# start of DATASET EXTRACT

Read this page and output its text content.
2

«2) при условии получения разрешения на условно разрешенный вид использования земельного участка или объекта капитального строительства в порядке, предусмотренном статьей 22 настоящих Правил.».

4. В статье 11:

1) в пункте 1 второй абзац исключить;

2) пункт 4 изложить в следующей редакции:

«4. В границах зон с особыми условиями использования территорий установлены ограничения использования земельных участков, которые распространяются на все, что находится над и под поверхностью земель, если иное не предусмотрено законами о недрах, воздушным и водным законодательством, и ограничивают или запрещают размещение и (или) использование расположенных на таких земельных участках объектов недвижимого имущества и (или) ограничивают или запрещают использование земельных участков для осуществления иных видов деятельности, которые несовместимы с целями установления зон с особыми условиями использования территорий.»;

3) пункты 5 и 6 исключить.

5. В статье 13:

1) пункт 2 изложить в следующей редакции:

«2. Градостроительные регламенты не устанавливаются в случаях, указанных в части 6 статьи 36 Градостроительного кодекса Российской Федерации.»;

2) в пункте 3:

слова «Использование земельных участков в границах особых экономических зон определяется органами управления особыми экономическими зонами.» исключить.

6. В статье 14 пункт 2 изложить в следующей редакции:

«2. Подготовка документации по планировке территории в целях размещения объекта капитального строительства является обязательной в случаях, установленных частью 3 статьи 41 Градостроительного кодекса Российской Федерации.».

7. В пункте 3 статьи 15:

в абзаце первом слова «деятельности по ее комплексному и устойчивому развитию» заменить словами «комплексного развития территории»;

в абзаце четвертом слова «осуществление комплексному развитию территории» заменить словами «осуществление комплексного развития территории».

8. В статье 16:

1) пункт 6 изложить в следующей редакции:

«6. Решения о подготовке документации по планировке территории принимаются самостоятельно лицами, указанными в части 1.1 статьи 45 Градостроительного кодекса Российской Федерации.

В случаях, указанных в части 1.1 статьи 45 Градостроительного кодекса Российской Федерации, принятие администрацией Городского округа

# end of DATASET EXTRACT

Can you reproduce all the material exactly?

▸ **ANSWER FOR THE TASK**
Read this page and output its text content.
2

«2) при условии получения разрешения на условно разрешенный вид использования земельного участка или объекта капитального строительства в порядке, предусмотренном статьей 22 настоящих Правил.».

4. В статье 11:

1) в пункте 1 второй абзац исключить;

2) пункт 4 изложить в следующей редакции:

«4. В границах зон с особыми условиями использования территорий установлены ограничения использования земельных участков, которые распространяются на все, что находится над и под поверхностью земель, если иное не предусмотрено законами о недрах, воздушным и водным законодательством, и ограничивают или запрещают размещение и (или) использование расположенных на таких земельных участках объектов недвижимого имущества и (или) ограничивают или запрещают использование земельных участков для осуществления иных видов деятельности, которые несовместимы с целями установления зон с особыми условиями использования территорий.»;

3) пункты 5 и 6 исключить.

5. В статье 13:

1) пункт 2 изложить в следующей редакции:

«2. Градостроительные регламенты не устанавливаются в случаях, указанных в части 6 статьи 36 Градостроительного кодекса Российской Федерации.»;

2) в пункте 3:

слова «Использование земельных участков в границах особых экономических зон определяется органами управления особыми экономическими зонами.» исключить.

6. В статье 14 пункт 2 изложить в следующей редакции:

«2. Подготовка документации по планировке территории в целях размещения объекта капитального строительства является обязательной в случаях, установленных частью 3 статьи 41 Градостроительного кодекса Российской Федерации.».

7. В пункте 3 статьи 15:

в абзаце первом слова «деятельности по ее комплексному и устойчивому развитию» заменить словами «комплексного развития территории»;

в абзаце четвертом слова «осуществление комплексному развитию территории» заменить словами «осуществление комплексного развития территории».

8. В статье 16:

1) пункт 6 изложить в следующей редакции:

«6. Решения о подготовке документации по планировке территории принимаются самостоятельно лицами, указанными в части 1.1 статьи 45 Градостроительного кодекса Российской Федерации.

В случаях, указанных в части 1.1 статьи 45 Градостроительного кодекса Российской Федерации, принятие администрацией Городского округа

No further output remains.